BEGIN Records provided
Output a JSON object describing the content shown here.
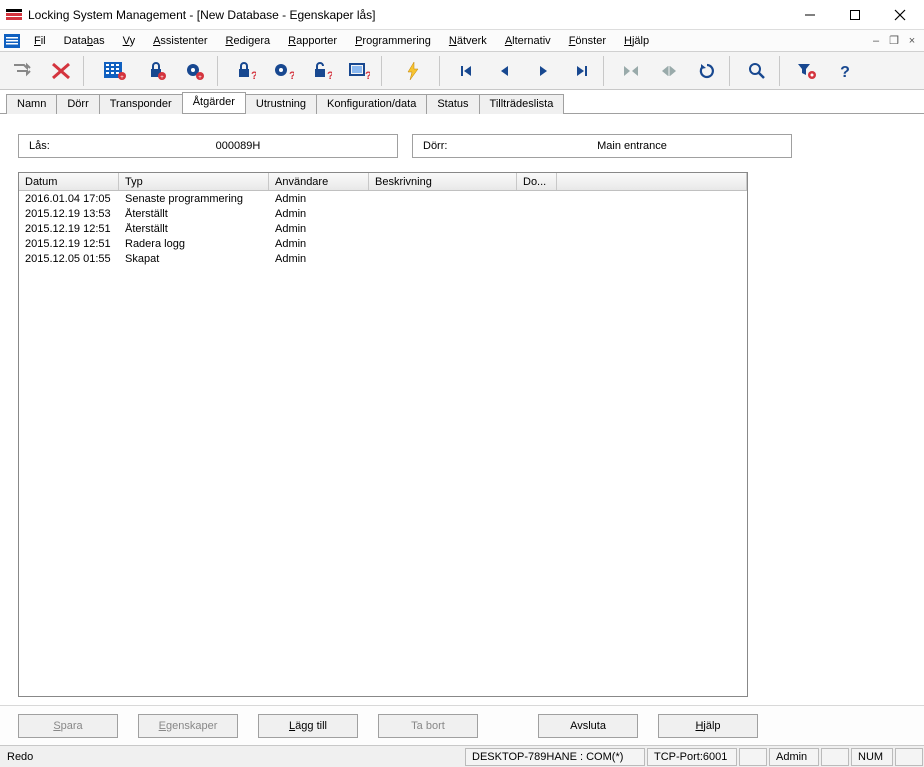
{
  "window": {
    "title": "Locking System Management - [New Database - Egenskaper lås]"
  },
  "menu": {
    "fil": "Fil",
    "databas": "Databas",
    "vy": "Vy",
    "assistenter": "Assistenter",
    "redigera": "Redigera",
    "rapporter": "Rapporter",
    "programmering": "Programmering",
    "natverk": "Nätverk",
    "alternativ": "Alternativ",
    "fonster": "Fönster",
    "hjalp": "Hjälp"
  },
  "tabs": {
    "namn": "Namn",
    "dorr": "Dörr",
    "transponder": "Transponder",
    "atgarder": "Åtgärder",
    "utrustning": "Utrustning",
    "konfiguration": "Konfiguration/data",
    "status": "Status",
    "tilltrades": "Tillträdeslista"
  },
  "info": {
    "lock_label": "Lås:",
    "lock_value": "000089H",
    "door_label": "Dörr:",
    "door_value": "Main entrance"
  },
  "table": {
    "headers": {
      "datum": "Datum",
      "typ": "Typ",
      "anvandare": "Användare",
      "beskrivning": "Beskrivning",
      "do": "Do..."
    },
    "rows": [
      {
        "datum": "2016.01.04 17:05",
        "typ": "Senaste programmering",
        "anvandare": "Admin",
        "beskrivning": "",
        "do": ""
      },
      {
        "datum": "2015.12.19 13:53",
        "typ": "Återställt",
        "anvandare": "Admin",
        "beskrivning": "",
        "do": ""
      },
      {
        "datum": "2015.12.19 12:51",
        "typ": "Återställt",
        "anvandare": "Admin",
        "beskrivning": "",
        "do": ""
      },
      {
        "datum": "2015.12.19 12:51",
        "typ": "Radera logg",
        "anvandare": "Admin",
        "beskrivning": "",
        "do": ""
      },
      {
        "datum": "2015.12.05 01:55",
        "typ": "Skapat",
        "anvandare": "Admin",
        "beskrivning": "",
        "do": ""
      }
    ]
  },
  "buttons": {
    "spara": "Spara",
    "egenskaper": "Egenskaper",
    "lagg_till": "Lägg till",
    "ta_bort": "Ta bort",
    "avsluta": "Avsluta",
    "hjalp": "Hjälp"
  },
  "status": {
    "redo": "Redo",
    "desktop": "DESKTOP-789HANE : COM(*)",
    "tcp": "TCP-Port:6001",
    "admin": "Admin",
    "num": "NUM"
  }
}
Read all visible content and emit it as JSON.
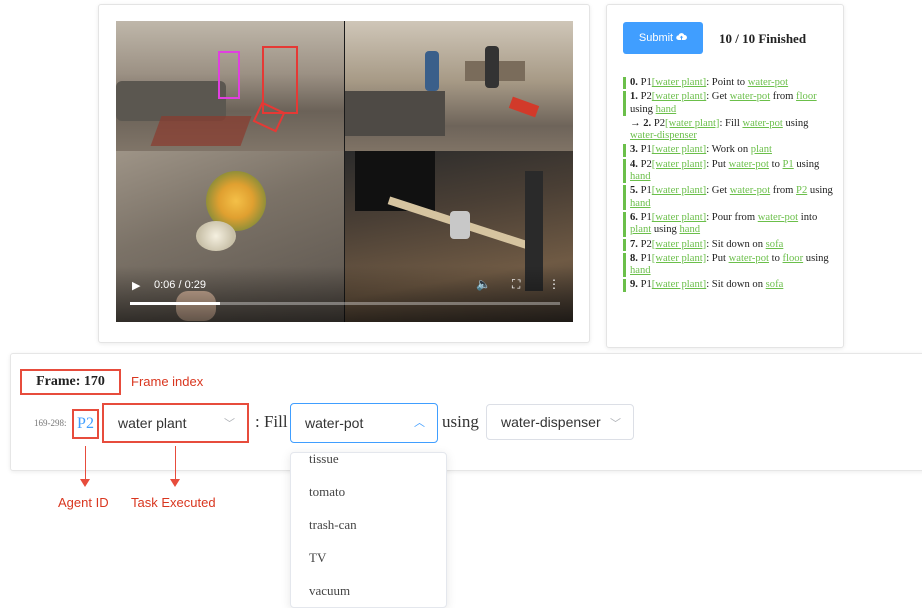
{
  "video": {
    "time": "0:06 / 0:29",
    "progress": 0.21,
    "controls": {
      "play_icon": "play-icon",
      "volume_icon": "volume-icon",
      "fullscreen_icon": "fullscreen-icon",
      "more_icon": "more-icon"
    }
  },
  "task_panel": {
    "submit_label": "Submit",
    "submit_icon": "cloud-upload-icon",
    "finished": "10 / 10 Finished",
    "accent_color": "#6bbf4a",
    "tasks": [
      {
        "index": "0.",
        "agent": "P1",
        "task": "water plant",
        "parts": [
          ": Point to ",
          "water-pot"
        ]
      },
      {
        "index": "1.",
        "agent": "P2",
        "task": "water plant",
        "parts": [
          ": Get ",
          "water-pot",
          " from ",
          "floor",
          " using ",
          "hand"
        ]
      },
      {
        "index": "→ 2.",
        "agent": "P2",
        "task": "water plant",
        "parts": [
          ": Fill ",
          "water-pot",
          " using ",
          "water-dispenser"
        ]
      },
      {
        "index": "3.",
        "agent": "P1",
        "task": "water plant",
        "parts": [
          ": Work on ",
          "plant"
        ]
      },
      {
        "index": "4.",
        "agent": "P2",
        "task": "water plant",
        "parts": [
          ": Put ",
          "water-pot",
          " to ",
          "P1",
          " using ",
          "hand"
        ]
      },
      {
        "index": "5.",
        "agent": "P1",
        "task": "water plant",
        "parts": [
          ": Get ",
          "water-pot",
          " from ",
          "P2",
          " using ",
          "hand"
        ]
      },
      {
        "index": "6.",
        "agent": "P1",
        "task": "water plant",
        "parts": [
          ": Pour from ",
          "water-pot",
          " into ",
          "plant",
          " using ",
          "hand"
        ]
      },
      {
        "index": "7.",
        "agent": "P2",
        "task": "water plant",
        "parts": [
          ": Sit down on ",
          "sofa"
        ]
      },
      {
        "index": "8.",
        "agent": "P1",
        "task": "water plant",
        "parts": [
          ": Put ",
          "water-pot",
          " to ",
          "floor",
          " using ",
          "hand"
        ]
      },
      {
        "index": "9.",
        "agent": "P1",
        "task": "water plant",
        "parts": [
          ": Sit down on ",
          "sofa"
        ]
      }
    ]
  },
  "frame": {
    "title": "Frame: 170",
    "range": "169-298:",
    "agent_id": "P2",
    "task_select": "water plant",
    "action_word": ": Fill",
    "object_select": "water-pot",
    "using_word": "using",
    "tool_select": "water-dispenser",
    "dropdown_options": [
      "tissue",
      "tomato",
      "trash-can",
      "TV",
      "vacuum"
    ]
  },
  "annotations": {
    "frame_index": "Frame index",
    "agent_id": "Agent ID",
    "task_executed": "Task Executed",
    "color": "#e74c3c"
  }
}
END Records provided
Pull out all lines in the data above that include "dispenser".

▶ Solution for this exercise
          "water-dispenser"
    "tool_select": "water-dispenser",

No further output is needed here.